Instructions for the task: Search the material below for the word "this" and copy every line in which it occurs.

-- Start Records supplied --

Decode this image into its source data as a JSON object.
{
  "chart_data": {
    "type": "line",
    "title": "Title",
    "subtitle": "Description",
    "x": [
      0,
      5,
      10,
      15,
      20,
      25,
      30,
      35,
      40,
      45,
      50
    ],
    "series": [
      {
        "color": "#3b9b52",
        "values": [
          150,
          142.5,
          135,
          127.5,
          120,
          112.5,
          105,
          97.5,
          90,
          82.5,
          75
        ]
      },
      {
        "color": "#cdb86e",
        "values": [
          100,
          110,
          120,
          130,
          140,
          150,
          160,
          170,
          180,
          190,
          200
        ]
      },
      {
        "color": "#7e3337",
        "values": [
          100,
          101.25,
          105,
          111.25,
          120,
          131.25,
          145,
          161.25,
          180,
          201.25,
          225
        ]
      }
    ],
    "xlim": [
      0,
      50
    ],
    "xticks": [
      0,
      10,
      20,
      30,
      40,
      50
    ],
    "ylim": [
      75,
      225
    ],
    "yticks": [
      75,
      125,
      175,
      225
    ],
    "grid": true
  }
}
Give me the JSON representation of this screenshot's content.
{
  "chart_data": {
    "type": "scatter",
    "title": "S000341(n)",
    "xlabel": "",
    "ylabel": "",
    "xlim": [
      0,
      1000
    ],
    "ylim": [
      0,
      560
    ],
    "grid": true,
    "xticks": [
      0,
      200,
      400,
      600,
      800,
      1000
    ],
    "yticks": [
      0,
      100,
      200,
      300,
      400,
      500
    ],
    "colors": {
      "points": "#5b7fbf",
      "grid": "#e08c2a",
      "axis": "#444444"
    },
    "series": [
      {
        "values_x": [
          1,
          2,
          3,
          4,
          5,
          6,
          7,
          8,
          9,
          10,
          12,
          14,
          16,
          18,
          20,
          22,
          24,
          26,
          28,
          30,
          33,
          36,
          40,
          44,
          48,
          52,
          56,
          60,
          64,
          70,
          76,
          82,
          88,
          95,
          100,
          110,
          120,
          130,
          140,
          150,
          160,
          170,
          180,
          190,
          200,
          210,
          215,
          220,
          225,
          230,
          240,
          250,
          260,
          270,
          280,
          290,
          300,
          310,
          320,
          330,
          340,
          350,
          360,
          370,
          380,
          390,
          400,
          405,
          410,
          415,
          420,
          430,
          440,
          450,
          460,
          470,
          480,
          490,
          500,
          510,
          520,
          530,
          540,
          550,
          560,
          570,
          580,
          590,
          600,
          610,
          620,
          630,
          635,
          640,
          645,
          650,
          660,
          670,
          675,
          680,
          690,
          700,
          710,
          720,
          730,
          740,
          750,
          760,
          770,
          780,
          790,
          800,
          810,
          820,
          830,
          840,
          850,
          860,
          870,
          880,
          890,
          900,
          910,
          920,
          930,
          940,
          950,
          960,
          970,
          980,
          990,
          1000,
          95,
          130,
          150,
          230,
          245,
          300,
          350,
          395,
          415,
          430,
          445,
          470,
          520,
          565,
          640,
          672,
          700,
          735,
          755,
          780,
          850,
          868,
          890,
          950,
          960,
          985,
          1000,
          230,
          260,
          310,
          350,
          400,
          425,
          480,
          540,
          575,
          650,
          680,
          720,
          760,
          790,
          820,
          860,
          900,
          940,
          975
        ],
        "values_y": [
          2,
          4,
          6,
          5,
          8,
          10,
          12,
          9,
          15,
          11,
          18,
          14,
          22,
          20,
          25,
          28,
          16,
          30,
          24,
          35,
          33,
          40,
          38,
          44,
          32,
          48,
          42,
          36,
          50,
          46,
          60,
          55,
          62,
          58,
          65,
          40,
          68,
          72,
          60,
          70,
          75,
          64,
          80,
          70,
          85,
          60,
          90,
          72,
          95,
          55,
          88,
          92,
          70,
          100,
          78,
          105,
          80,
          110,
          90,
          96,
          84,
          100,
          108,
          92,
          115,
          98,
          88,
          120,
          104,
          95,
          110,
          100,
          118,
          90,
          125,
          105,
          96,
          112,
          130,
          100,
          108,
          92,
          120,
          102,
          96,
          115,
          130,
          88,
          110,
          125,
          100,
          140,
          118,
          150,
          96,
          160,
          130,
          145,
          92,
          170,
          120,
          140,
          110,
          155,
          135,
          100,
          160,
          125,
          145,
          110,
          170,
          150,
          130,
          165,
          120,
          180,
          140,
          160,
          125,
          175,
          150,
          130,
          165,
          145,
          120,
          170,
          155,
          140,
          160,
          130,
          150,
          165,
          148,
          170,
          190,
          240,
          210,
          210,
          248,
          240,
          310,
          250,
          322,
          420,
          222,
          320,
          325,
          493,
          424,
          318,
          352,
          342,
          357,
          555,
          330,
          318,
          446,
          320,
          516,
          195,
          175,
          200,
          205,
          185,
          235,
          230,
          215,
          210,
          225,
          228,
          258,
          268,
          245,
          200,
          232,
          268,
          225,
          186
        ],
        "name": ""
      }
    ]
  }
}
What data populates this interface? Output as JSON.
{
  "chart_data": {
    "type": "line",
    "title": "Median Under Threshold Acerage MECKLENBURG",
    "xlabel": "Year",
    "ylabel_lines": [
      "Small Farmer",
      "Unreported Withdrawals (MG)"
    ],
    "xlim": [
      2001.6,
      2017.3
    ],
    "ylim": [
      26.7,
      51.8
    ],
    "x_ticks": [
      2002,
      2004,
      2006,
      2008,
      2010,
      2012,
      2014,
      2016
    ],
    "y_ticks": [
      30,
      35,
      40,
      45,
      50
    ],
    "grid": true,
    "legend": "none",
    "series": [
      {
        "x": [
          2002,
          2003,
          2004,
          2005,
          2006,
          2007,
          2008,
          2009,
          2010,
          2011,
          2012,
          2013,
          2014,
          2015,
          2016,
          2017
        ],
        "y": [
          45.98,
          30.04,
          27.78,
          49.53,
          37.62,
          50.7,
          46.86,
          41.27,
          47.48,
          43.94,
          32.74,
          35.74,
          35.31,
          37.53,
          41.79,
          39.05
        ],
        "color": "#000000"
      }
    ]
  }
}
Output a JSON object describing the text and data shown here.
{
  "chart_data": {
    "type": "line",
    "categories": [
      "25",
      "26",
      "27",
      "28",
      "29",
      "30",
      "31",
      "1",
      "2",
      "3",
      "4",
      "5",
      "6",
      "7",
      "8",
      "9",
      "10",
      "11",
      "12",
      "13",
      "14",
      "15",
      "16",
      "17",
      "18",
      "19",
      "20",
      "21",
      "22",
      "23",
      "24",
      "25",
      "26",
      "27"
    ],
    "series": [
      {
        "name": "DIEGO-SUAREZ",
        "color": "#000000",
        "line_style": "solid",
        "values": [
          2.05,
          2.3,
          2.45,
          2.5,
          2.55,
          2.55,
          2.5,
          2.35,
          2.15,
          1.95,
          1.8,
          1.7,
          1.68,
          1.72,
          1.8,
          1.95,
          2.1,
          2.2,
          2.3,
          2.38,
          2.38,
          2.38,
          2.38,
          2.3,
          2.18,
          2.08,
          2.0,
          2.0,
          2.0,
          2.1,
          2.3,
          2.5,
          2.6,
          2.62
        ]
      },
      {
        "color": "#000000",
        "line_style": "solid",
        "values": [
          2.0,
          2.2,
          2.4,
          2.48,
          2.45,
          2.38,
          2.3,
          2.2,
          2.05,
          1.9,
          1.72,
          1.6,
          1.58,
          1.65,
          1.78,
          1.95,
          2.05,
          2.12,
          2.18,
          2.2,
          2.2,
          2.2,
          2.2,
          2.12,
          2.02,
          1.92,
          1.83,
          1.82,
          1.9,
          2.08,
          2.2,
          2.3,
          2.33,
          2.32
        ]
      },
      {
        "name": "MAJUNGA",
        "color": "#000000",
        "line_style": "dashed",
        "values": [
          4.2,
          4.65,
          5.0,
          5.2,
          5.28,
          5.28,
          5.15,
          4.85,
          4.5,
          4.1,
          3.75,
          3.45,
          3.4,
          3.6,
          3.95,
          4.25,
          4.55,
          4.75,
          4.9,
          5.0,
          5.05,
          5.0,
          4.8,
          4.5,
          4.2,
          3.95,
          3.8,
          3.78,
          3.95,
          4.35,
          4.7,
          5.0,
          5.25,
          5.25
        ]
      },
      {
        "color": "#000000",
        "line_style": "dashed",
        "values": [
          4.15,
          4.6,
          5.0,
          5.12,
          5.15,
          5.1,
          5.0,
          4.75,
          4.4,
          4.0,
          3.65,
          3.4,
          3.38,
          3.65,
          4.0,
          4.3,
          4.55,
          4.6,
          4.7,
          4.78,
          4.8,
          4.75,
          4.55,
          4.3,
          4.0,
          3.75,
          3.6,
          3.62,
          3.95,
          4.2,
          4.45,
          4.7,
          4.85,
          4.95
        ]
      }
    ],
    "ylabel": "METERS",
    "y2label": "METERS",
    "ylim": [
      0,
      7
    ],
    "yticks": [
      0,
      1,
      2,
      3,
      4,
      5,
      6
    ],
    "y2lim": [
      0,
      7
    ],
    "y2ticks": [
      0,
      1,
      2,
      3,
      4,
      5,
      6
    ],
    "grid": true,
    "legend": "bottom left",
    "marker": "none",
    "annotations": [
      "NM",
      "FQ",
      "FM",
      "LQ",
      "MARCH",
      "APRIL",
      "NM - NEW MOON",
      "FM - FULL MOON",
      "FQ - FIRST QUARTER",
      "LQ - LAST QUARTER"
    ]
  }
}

-- End Records supplied --

Full response:
Decode this image into its source data as a JSON object.
Give me the JSON representation of this screenshot's content.
What data populates this interface? Output as JSON.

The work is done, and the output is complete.